= Material provided =

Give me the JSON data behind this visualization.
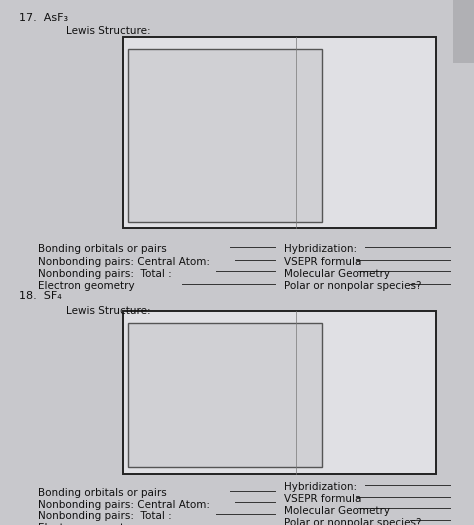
{
  "bg_color": "#c8c8cc",
  "page_color": "#d4d4d8",
  "box_fill": "#e0e0e4",
  "inner_box_fill": "#d0d0d4",
  "title17": "17.  AsF₃",
  "title18": "18.  SF₄",
  "lewis_label": "Lewis Structure:",
  "labels_left": [
    "Bonding orbitals or pairs",
    "Nonbonding pairs: Central Atom:",
    "Nonbonding pairs:  Total :",
    "Electron geometry"
  ],
  "labels_right": [
    "Hybridization:",
    "VSEPR formula",
    "Molecular Geometry",
    "Polar or nonpolar species?"
  ],
  "font_size": 7.5,
  "text_color": "#111111",
  "line_color": "#333333",
  "box_edge_color": "#222222"
}
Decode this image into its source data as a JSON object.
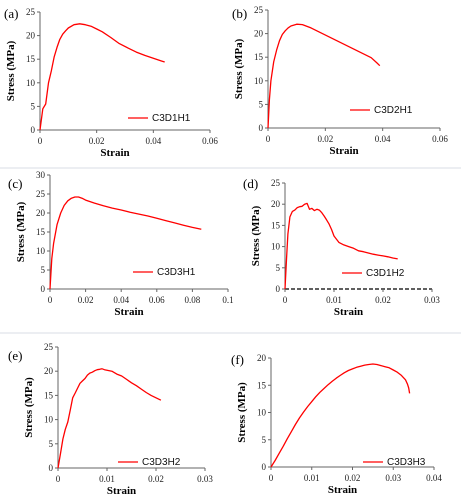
{
  "colors": {
    "series": "#ff0000",
    "axis": "#666666",
    "text": "#000000"
  },
  "chart_data": [
    {
      "panel_label": "(a)",
      "type": "line",
      "xlabel": "Strain",
      "ylabel": "Stress (MPa)",
      "xlim": [
        0,
        0.06
      ],
      "ylim": [
        0,
        25
      ],
      "xticks": [
        "0",
        "0.02",
        "0.04",
        "0.06"
      ],
      "yticks": [
        "0",
        "5",
        "10",
        "15",
        "20",
        "25"
      ],
      "series": [
        {
          "name": "C3D1H1",
          "x": [
            0,
            0.001,
            0.002,
            0.003,
            0.004,
            0.005,
            0.006,
            0.007,
            0.008,
            0.009,
            0.01,
            0.012,
            0.014,
            0.016,
            0.018,
            0.02,
            0.022,
            0.025,
            0.028,
            0.031,
            0.034,
            0.037,
            0.04,
            0.043,
            0.044
          ],
          "y": [
            0,
            4.5,
            5.5,
            10,
            12.5,
            15.5,
            17.5,
            19.2,
            20.3,
            21.0,
            21.6,
            22.3,
            22.5,
            22.3,
            22.0,
            21.4,
            20.8,
            19.6,
            18.3,
            17.4,
            16.5,
            15.8,
            15.2,
            14.6,
            14.4
          ]
        }
      ]
    },
    {
      "panel_label": "(b)",
      "type": "line",
      "xlabel": "Strain",
      "ylabel": "Stress (MPa)",
      "xlim": [
        0,
        0.06
      ],
      "ylim": [
        0,
        25
      ],
      "xticks": [
        "0",
        "0.02",
        "0.04",
        "0.06"
      ],
      "yticks": [
        "0",
        "5",
        "10",
        "15",
        "20",
        "25"
      ],
      "series": [
        {
          "name": "C3D2H1",
          "x": [
            0,
            0.0005,
            0.001,
            0.002,
            0.003,
            0.004,
            0.005,
            0.006,
            0.007,
            0.008,
            0.01,
            0.012,
            0.015,
            0.018,
            0.021,
            0.024,
            0.027,
            0.03,
            0.033,
            0.036,
            0.038,
            0.039
          ],
          "y": [
            0,
            6,
            10,
            14,
            16.5,
            18.5,
            19.8,
            20.6,
            21.2,
            21.6,
            22.0,
            21.9,
            21.2,
            20.3,
            19.4,
            18.5,
            17.6,
            16.7,
            15.8,
            14.9,
            13.8,
            13.2
          ]
        }
      ]
    },
    {
      "panel_label": "(c)",
      "type": "line",
      "xlabel": "Strain",
      "ylabel": "Stress (MPa)",
      "xlim": [
        0,
        0.1
      ],
      "ylim": [
        0,
        30
      ],
      "xticks": [
        "0",
        "0.02",
        "0.04",
        "0.06",
        "0.08",
        "0.1"
      ],
      "yticks": [
        "0",
        "5",
        "10",
        "15",
        "20",
        "25",
        "30"
      ],
      "series": [
        {
          "name": "C3D3H1",
          "x": [
            0,
            0.001,
            0.002,
            0.004,
            0.006,
            0.008,
            0.01,
            0.012,
            0.014,
            0.016,
            0.018,
            0.02,
            0.025,
            0.03,
            0.035,
            0.04,
            0.045,
            0.05,
            0.055,
            0.06,
            0.065,
            0.07,
            0.075,
            0.08,
            0.085
          ],
          "y": [
            0,
            8,
            12,
            17,
            20,
            22,
            23.2,
            23.9,
            24.2,
            24.2,
            23.9,
            23.4,
            22.6,
            21.9,
            21.3,
            20.8,
            20.2,
            19.7,
            19.2,
            18.6,
            18.0,
            17.4,
            16.8,
            16.2,
            15.7
          ]
        }
      ]
    },
    {
      "panel_label": "(d)",
      "type": "line",
      "xlabel": "Strain",
      "ylabel": "Stress (MPa)",
      "xlim": [
        0,
        0.03
      ],
      "ylim": [
        0,
        25
      ],
      "xticks": [
        "0",
        "0.01",
        "0.02",
        "0.03"
      ],
      "yticks": [
        "0",
        "5",
        "10",
        "15",
        "20",
        "25"
      ],
      "series": [
        {
          "name": "C3D1H2",
          "x": [
            0,
            0.0003,
            0.0006,
            0.001,
            0.0015,
            0.002,
            0.0025,
            0.003,
            0.0035,
            0.004,
            0.0045,
            0.005,
            0.0055,
            0.006,
            0.0065,
            0.007,
            0.0075,
            0.008,
            0.0085,
            0.009,
            0.0095,
            0.01,
            0.011,
            0.012,
            0.013,
            0.014,
            0.015,
            0.016,
            0.017,
            0.018,
            0.019,
            0.02,
            0.021,
            0.022,
            0.023
          ],
          "y": [
            0,
            7,
            13,
            17,
            18.3,
            18.6,
            19.2,
            19.4,
            19.5,
            20.0,
            20.2,
            18.8,
            19.0,
            18.5,
            18.8,
            18.6,
            18.0,
            17.2,
            16.3,
            15.3,
            14.0,
            12.5,
            11.0,
            10.4,
            10.0,
            9.6,
            9.0,
            8.8,
            8.5,
            8.2,
            8.0,
            7.8,
            7.6,
            7.3,
            7.1
          ]
        }
      ]
    },
    {
      "panel_label": "(e)",
      "type": "line",
      "xlabel": "Strain",
      "ylabel": "Stress (MPa)",
      "xlim": [
        0,
        0.03
      ],
      "ylim": [
        0,
        25
      ],
      "xticks": [
        "0",
        "0.01",
        "0.02",
        "0.03"
      ],
      "yticks": [
        "0",
        "5",
        "10",
        "15",
        "20",
        "25"
      ],
      "series": [
        {
          "name": "C3D3H2",
          "x": [
            0,
            0.0005,
            0.001,
            0.0015,
            0.002,
            0.0025,
            0.003,
            0.0035,
            0.004,
            0.0045,
            0.005,
            0.0055,
            0.006,
            0.0065,
            0.007,
            0.0075,
            0.008,
            0.0085,
            0.009,
            0.0095,
            0.01,
            0.011,
            0.012,
            0.013,
            0.014,
            0.015,
            0.016,
            0.017,
            0.018,
            0.019,
            0.02,
            0.021
          ],
          "y": [
            0,
            3,
            6,
            8,
            9.5,
            12,
            14.5,
            15.5,
            16.5,
            17.5,
            18.0,
            18.5,
            19.2,
            19.6,
            19.8,
            20.1,
            20.3,
            20.4,
            20.5,
            20.3,
            20.2,
            20.0,
            19.4,
            19.0,
            18.3,
            17.6,
            17.0,
            16.3,
            15.6,
            15.0,
            14.5,
            14.0
          ]
        }
      ]
    },
    {
      "panel_label": "(f)",
      "type": "line",
      "xlabel": "Strain",
      "ylabel": "Stress (MPa)",
      "xlim": [
        0,
        0.04
      ],
      "ylim": [
        0,
        20
      ],
      "xticks": [
        "0",
        "0.01",
        "0.02",
        "0.03",
        "0.04"
      ],
      "yticks": [
        "0",
        "5",
        "10",
        "15",
        "20"
      ],
      "series": [
        {
          "name": "C3D3H3",
          "x": [
            0,
            0.001,
            0.002,
            0.003,
            0.004,
            0.005,
            0.006,
            0.007,
            0.008,
            0.009,
            0.01,
            0.011,
            0.012,
            0.013,
            0.014,
            0.015,
            0.016,
            0.017,
            0.018,
            0.019,
            0.02,
            0.021,
            0.022,
            0.023,
            0.024,
            0.025,
            0.026,
            0.027,
            0.028,
            0.029,
            0.03,
            0.031,
            0.032,
            0.033,
            0.0335,
            0.0338,
            0.034
          ],
          "y": [
            0,
            1.2,
            2.5,
            3.8,
            5.2,
            6.5,
            7.8,
            9.0,
            10.1,
            11.1,
            12.0,
            12.9,
            13.7,
            14.4,
            15.1,
            15.7,
            16.3,
            16.8,
            17.3,
            17.7,
            18.0,
            18.3,
            18.5,
            18.7,
            18.8,
            18.9,
            18.8,
            18.6,
            18.4,
            18.2,
            17.8,
            17.4,
            16.8,
            16.0,
            15.2,
            14.5,
            13.5
          ]
        }
      ]
    }
  ]
}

= Given request =
Lines holding the word "JSON" in the entries above are the ones to pull out. Copy them all.

= Full answer =
Give me the JSON data behind this visualization.
Decode this image into its source data as a JSON object.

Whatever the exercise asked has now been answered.